* [Task directions] Check each line of the entries below for the string "this"; copy every line where it appears.

---------- Dataset content ----------

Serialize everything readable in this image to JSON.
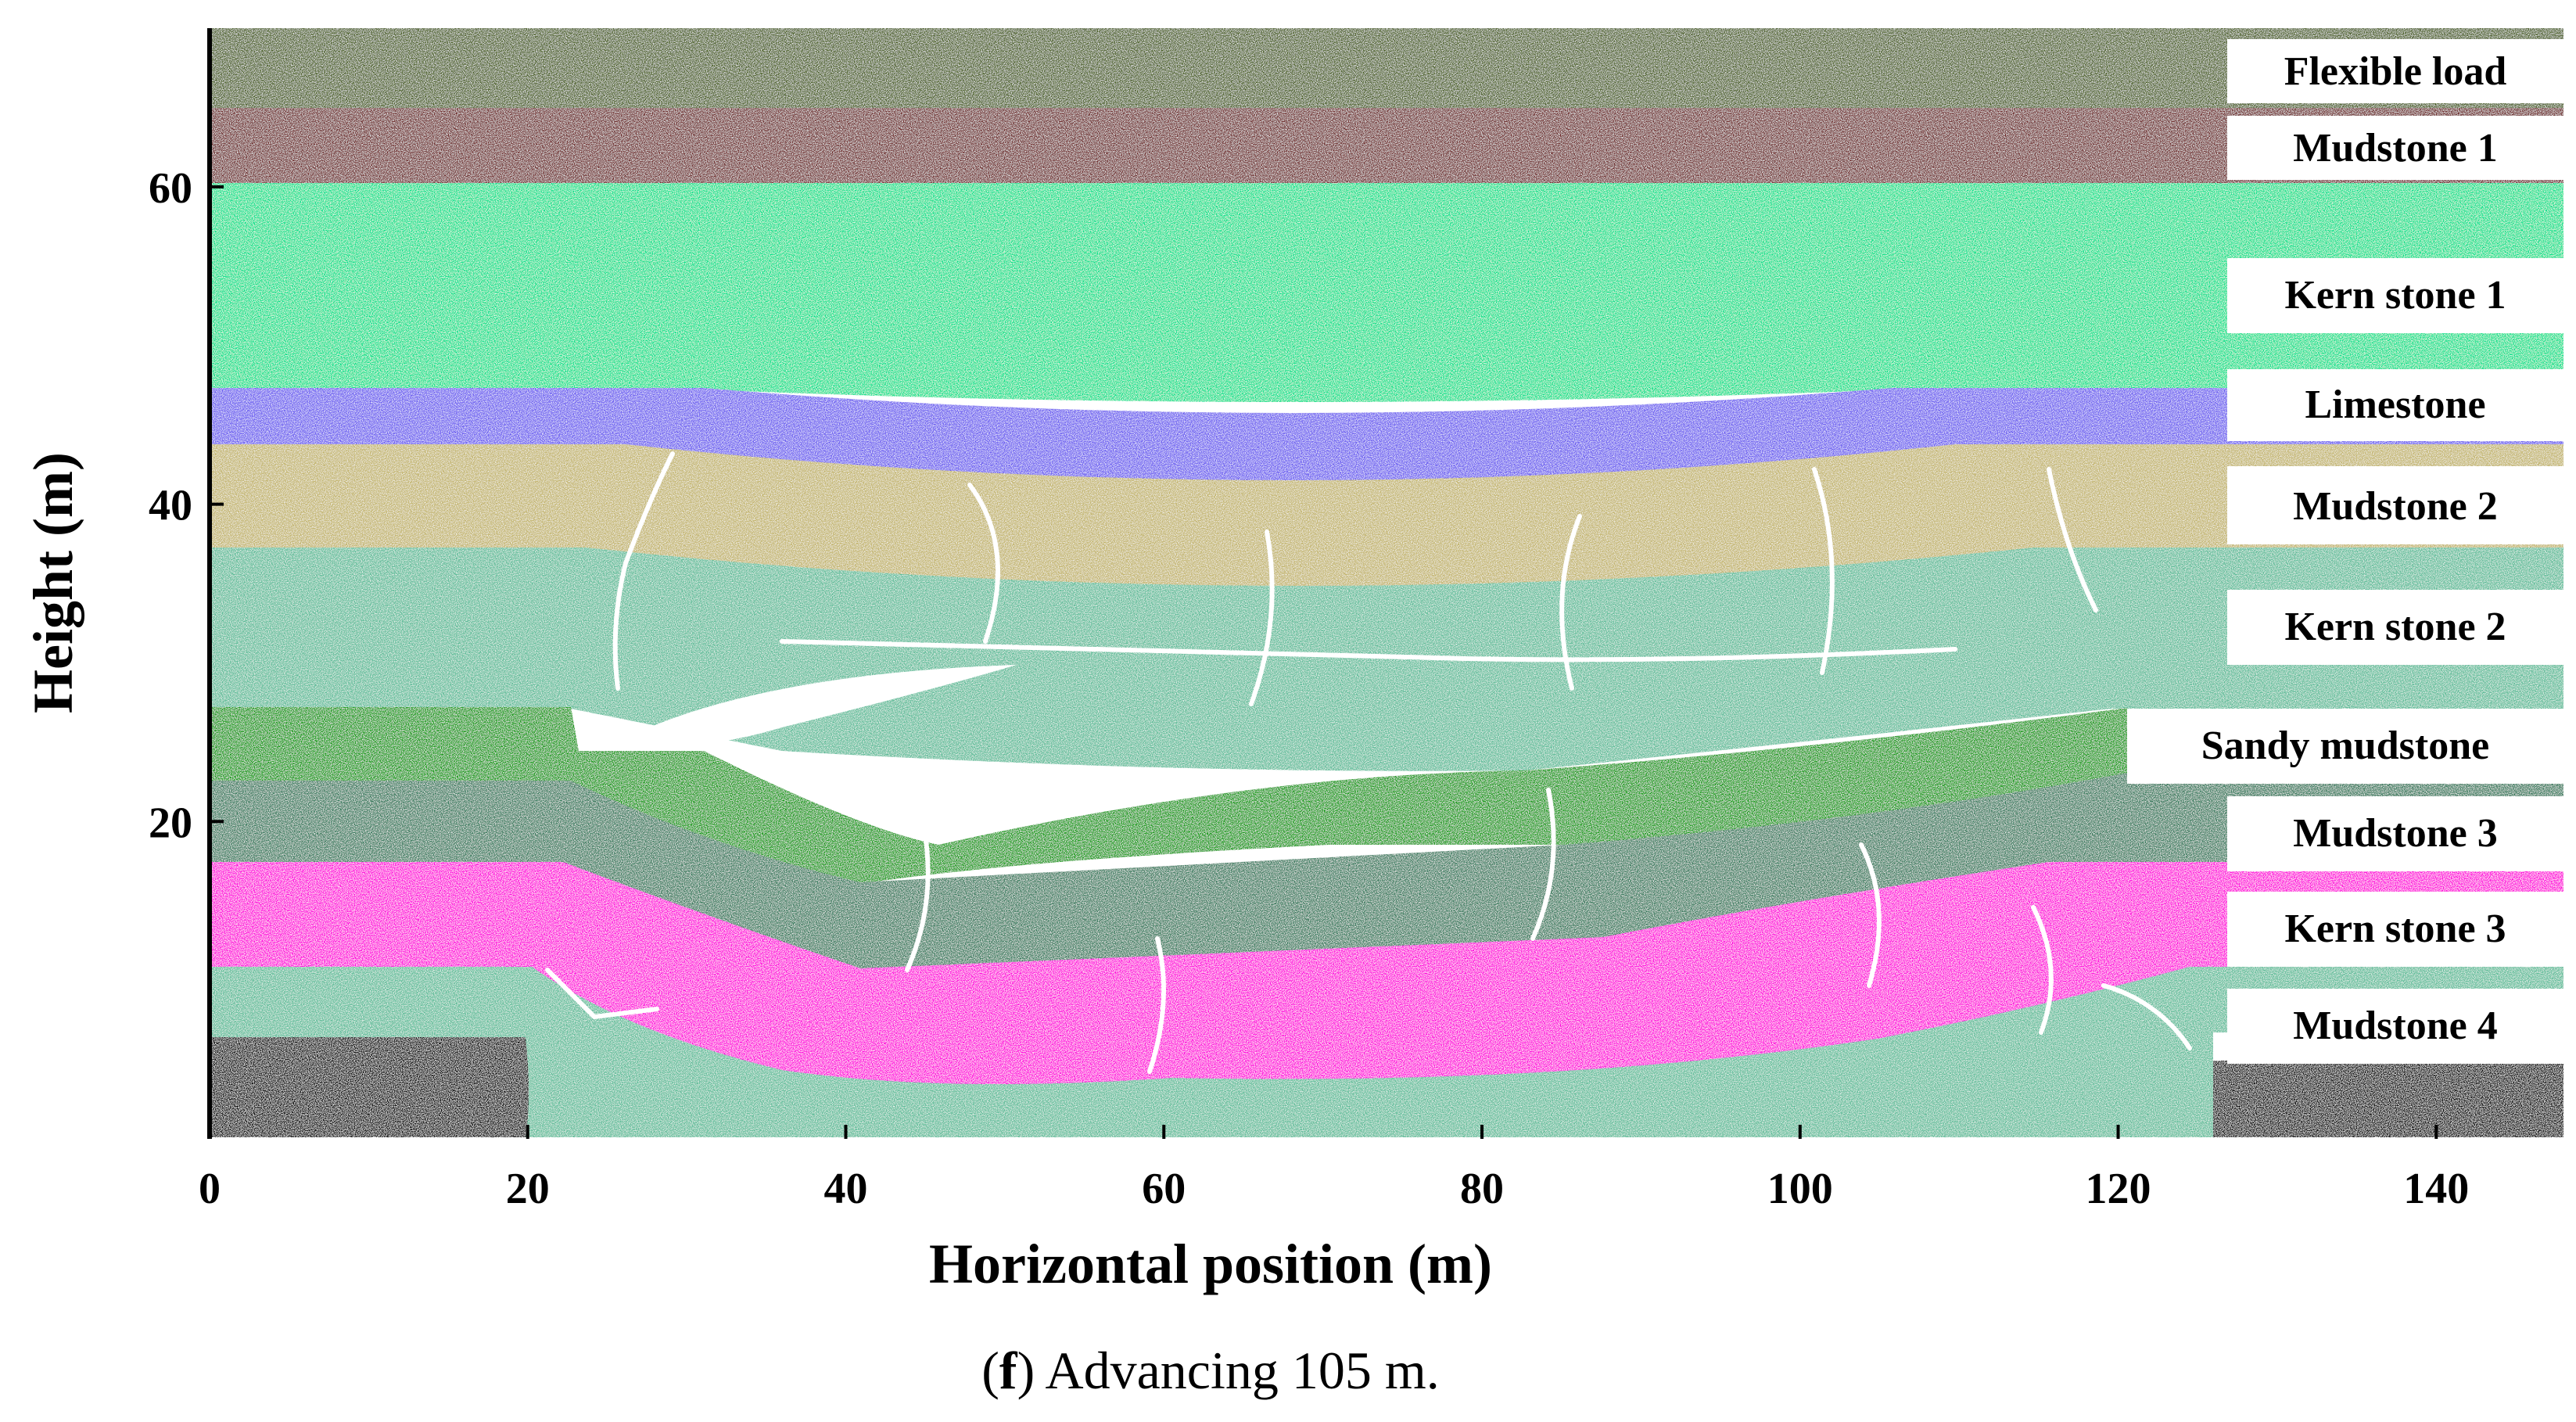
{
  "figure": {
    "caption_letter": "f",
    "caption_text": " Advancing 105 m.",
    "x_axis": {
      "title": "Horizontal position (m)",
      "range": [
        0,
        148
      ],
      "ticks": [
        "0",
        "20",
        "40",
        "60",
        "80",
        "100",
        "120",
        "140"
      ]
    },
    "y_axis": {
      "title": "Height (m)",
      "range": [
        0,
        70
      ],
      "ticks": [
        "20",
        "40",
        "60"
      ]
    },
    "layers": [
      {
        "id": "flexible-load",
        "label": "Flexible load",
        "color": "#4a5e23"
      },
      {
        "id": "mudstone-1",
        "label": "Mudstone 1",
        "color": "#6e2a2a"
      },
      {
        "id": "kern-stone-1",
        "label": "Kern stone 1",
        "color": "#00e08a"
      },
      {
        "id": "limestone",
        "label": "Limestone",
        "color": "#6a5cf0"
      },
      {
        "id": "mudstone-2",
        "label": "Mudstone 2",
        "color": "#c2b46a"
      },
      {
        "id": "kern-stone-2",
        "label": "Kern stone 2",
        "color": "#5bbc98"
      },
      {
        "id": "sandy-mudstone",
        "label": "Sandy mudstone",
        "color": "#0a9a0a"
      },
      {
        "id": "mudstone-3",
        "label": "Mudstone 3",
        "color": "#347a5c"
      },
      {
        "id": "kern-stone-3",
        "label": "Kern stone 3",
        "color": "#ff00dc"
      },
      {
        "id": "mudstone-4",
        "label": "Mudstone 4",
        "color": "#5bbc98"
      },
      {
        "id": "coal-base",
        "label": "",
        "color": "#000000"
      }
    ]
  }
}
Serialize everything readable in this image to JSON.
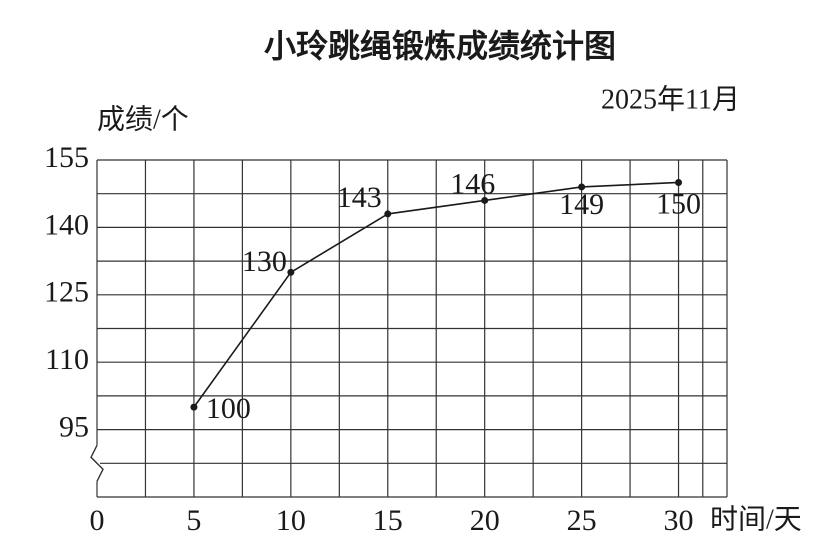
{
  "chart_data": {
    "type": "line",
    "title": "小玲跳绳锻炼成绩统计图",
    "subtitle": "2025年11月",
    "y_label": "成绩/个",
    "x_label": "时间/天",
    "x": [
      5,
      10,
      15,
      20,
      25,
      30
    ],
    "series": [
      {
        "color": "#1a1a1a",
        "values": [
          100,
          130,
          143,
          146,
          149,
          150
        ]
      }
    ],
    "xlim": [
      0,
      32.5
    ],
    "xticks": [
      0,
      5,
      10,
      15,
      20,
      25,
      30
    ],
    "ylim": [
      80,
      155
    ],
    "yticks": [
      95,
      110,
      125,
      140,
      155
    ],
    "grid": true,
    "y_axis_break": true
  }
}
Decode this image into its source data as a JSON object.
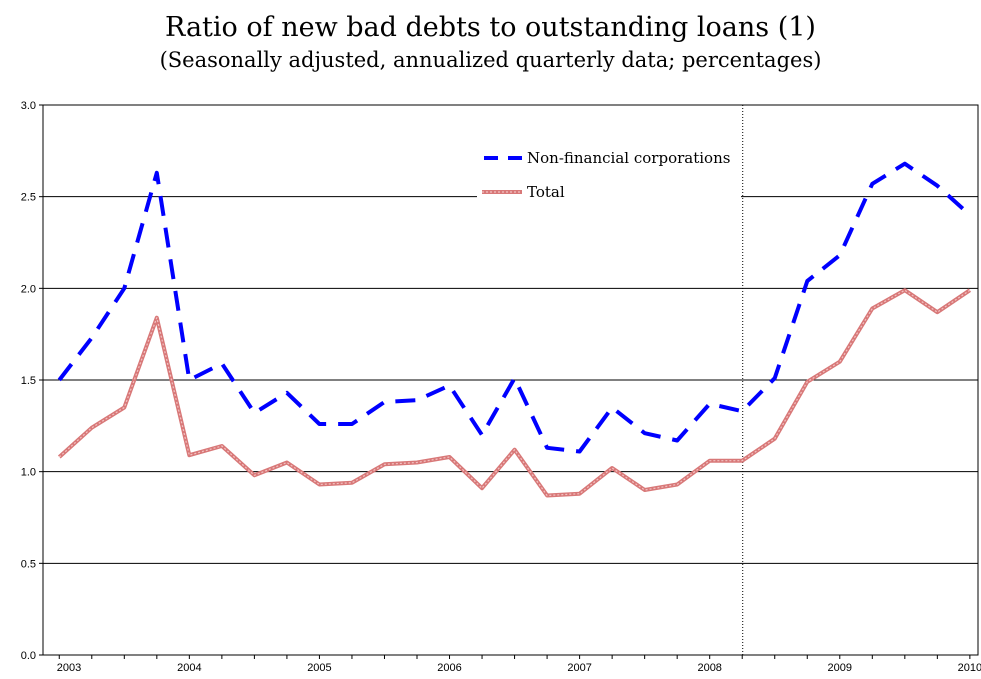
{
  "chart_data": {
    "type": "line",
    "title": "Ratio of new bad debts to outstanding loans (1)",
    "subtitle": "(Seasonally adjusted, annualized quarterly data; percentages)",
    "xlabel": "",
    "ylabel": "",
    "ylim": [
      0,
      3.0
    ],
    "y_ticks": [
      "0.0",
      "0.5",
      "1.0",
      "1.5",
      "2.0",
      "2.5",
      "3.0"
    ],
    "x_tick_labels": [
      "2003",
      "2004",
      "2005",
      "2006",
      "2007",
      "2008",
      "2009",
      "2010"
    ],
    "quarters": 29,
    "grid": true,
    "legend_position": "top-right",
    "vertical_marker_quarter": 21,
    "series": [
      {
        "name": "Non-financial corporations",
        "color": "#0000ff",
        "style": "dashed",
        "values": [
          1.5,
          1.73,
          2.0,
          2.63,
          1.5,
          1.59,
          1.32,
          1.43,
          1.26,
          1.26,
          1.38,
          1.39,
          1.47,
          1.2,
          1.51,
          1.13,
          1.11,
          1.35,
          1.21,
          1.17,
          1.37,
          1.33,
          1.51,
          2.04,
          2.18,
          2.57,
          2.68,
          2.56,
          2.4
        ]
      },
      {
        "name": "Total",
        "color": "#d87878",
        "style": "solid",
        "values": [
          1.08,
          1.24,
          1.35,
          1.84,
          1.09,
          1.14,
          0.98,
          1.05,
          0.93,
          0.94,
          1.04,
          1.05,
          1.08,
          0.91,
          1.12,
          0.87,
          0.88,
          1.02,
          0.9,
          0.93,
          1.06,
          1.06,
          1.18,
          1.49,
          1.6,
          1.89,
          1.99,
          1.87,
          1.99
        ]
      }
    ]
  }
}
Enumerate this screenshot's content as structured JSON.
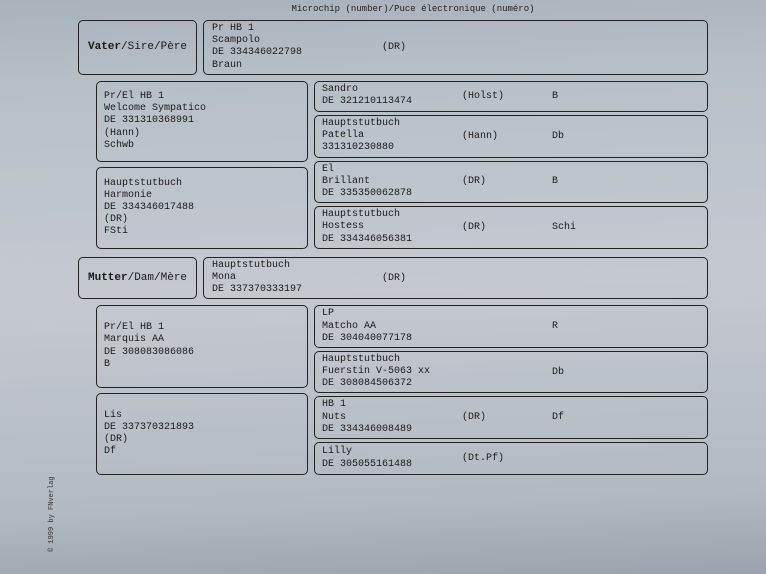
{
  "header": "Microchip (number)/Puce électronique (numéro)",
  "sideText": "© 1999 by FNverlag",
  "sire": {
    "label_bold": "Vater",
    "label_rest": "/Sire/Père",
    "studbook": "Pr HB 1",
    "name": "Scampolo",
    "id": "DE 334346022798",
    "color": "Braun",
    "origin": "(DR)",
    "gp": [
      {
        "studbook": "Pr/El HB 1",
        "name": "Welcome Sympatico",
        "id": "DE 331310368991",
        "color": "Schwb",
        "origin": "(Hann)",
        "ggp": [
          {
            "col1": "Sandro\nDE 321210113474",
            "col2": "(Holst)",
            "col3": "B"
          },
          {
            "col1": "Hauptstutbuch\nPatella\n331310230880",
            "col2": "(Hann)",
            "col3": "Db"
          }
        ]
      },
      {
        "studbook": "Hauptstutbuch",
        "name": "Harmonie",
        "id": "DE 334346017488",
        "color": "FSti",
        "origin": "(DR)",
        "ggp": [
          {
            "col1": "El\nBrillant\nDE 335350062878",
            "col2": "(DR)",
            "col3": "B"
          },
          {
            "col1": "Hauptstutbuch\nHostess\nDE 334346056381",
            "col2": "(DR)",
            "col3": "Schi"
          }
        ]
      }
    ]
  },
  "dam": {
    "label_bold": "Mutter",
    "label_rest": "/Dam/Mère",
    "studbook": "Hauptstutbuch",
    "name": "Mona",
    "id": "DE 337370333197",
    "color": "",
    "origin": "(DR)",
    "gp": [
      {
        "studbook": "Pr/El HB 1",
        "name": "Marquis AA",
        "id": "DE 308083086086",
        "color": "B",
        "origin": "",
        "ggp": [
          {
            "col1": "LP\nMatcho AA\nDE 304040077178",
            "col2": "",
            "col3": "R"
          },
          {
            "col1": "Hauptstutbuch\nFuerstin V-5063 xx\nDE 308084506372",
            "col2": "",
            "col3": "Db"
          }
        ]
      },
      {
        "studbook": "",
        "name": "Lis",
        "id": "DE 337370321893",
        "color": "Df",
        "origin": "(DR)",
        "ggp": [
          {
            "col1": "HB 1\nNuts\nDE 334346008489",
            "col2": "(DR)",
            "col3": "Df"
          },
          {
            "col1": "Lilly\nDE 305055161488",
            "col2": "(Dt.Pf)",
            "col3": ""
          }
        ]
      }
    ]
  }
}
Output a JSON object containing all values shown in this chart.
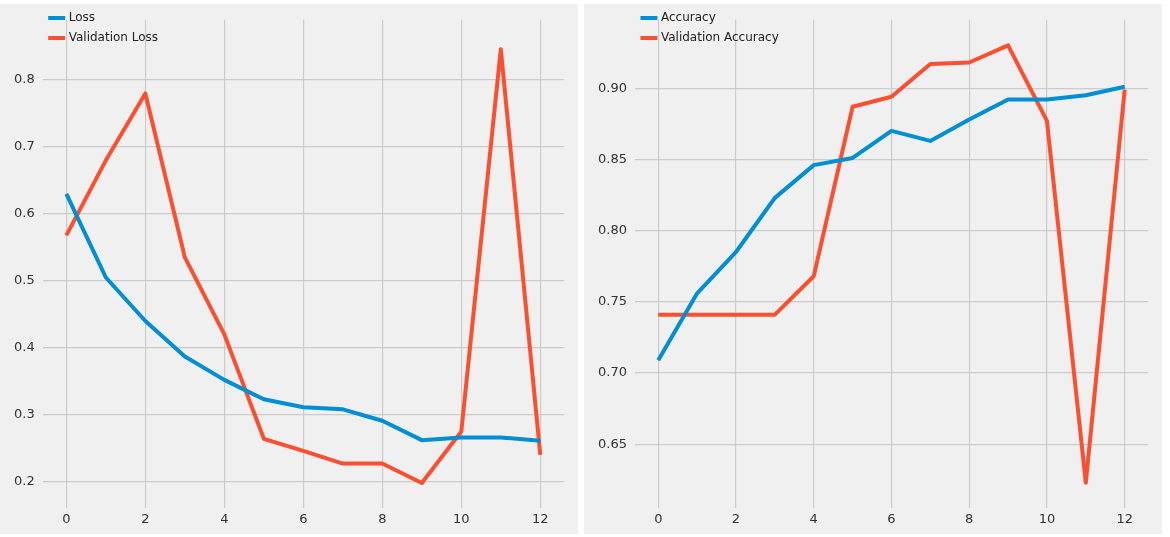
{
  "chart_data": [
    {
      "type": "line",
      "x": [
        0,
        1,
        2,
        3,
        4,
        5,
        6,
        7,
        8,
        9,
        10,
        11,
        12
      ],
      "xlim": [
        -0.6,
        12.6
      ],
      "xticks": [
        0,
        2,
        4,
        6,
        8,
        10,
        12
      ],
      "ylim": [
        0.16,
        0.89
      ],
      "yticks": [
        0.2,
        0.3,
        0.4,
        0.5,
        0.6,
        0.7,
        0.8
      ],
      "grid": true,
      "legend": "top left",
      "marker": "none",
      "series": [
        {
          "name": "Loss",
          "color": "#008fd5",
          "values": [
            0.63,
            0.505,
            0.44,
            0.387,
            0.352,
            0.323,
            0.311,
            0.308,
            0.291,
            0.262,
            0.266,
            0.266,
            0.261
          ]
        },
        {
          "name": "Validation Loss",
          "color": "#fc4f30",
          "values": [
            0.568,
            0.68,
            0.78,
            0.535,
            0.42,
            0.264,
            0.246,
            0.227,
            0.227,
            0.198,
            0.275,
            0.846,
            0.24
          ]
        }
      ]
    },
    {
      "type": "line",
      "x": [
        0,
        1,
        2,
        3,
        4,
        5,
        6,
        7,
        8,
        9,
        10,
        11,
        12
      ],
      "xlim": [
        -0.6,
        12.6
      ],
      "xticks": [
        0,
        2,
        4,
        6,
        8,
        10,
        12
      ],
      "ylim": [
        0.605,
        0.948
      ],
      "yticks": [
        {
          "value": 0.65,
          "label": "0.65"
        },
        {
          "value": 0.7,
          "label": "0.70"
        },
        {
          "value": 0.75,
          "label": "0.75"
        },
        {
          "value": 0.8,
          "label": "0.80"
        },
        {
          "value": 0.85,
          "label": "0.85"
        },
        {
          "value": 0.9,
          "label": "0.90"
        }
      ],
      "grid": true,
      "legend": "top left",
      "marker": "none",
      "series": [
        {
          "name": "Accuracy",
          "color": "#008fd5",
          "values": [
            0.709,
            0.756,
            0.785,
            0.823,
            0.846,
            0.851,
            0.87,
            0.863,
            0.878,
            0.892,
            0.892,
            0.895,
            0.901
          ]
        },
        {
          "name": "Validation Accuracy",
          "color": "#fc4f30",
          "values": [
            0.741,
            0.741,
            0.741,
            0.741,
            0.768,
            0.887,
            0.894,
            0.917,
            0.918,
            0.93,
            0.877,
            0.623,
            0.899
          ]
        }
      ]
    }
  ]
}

----------

* [Full solution]
Serialize everything readable in this image to JSON.
Serialize everything readable in this image to JSON.
Decode this image into its source data as a JSON object.
Enumerate this screenshot's content as structured JSON.
Output a JSON object containing all values shown in this chart.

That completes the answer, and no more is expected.